## WHAT IS EXPECTED
Show each line from the listing that includes the word "معنى".

## INPUT RECORDS
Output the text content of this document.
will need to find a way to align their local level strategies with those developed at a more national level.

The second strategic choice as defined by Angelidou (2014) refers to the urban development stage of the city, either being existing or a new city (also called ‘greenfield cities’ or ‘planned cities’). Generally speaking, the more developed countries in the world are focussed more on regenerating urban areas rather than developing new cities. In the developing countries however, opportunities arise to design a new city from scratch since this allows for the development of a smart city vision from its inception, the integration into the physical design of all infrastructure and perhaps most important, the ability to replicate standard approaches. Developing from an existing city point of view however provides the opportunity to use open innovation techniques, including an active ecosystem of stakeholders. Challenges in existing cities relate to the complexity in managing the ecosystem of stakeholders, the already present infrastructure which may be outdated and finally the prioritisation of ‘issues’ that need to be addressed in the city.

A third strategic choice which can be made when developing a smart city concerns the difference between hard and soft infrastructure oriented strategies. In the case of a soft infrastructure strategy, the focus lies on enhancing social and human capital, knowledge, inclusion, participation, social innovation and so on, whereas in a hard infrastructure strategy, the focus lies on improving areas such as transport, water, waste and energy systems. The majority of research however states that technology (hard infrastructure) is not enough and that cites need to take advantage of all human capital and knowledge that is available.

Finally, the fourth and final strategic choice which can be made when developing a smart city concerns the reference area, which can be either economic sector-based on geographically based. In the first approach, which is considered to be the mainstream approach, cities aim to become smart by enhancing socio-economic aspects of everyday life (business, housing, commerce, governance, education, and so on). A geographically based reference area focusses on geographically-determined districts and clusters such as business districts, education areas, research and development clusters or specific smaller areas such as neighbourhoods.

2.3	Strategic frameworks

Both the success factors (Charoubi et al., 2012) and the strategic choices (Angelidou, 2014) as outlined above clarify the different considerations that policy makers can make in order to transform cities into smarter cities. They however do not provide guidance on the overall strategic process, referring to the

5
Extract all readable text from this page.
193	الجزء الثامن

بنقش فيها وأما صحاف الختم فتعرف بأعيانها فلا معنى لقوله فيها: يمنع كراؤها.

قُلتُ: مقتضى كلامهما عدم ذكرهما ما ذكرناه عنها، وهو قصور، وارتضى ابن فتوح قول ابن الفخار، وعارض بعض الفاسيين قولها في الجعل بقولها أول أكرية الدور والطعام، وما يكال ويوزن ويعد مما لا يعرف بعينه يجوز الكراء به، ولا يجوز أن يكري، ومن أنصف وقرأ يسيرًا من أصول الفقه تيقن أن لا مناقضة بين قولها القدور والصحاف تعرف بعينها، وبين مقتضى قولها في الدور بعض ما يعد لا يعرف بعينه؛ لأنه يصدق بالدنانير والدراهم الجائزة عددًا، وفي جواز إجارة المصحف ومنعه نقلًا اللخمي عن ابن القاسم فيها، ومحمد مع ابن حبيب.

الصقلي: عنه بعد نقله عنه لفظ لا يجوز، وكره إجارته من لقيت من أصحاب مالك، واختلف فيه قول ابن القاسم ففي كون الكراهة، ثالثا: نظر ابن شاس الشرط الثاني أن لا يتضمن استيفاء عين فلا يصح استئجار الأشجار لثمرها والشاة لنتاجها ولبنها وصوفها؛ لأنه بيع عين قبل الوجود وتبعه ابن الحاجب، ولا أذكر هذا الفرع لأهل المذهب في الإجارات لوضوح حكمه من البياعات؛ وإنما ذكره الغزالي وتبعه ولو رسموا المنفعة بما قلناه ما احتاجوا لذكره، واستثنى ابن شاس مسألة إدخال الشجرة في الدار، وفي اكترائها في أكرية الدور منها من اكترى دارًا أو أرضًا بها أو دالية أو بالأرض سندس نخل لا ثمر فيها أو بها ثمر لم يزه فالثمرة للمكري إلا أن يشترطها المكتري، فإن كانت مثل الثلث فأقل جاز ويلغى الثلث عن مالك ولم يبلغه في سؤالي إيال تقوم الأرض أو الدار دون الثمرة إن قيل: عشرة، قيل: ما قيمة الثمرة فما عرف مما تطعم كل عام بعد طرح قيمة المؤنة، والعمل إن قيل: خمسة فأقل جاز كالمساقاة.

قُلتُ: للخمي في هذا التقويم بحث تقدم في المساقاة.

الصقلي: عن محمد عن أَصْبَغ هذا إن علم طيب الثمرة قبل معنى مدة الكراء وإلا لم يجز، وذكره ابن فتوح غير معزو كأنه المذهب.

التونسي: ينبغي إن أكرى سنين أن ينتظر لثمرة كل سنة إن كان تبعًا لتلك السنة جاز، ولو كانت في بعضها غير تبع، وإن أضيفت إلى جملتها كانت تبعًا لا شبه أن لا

## SOLUTION TO THE EXERCISE
بنقش فيها وأما صحاف الختم فتعرف بأعيانها فلا معنى لقوله فيها: يمنع كراؤها.
الصقلي: عن محمد عن أَصْبَغ هذا إن علم طيب الثمرة قبل معنى مدة الكراء وإلا لم يجز، وذكره ابن فتوح غير معزو كأنه المذهب.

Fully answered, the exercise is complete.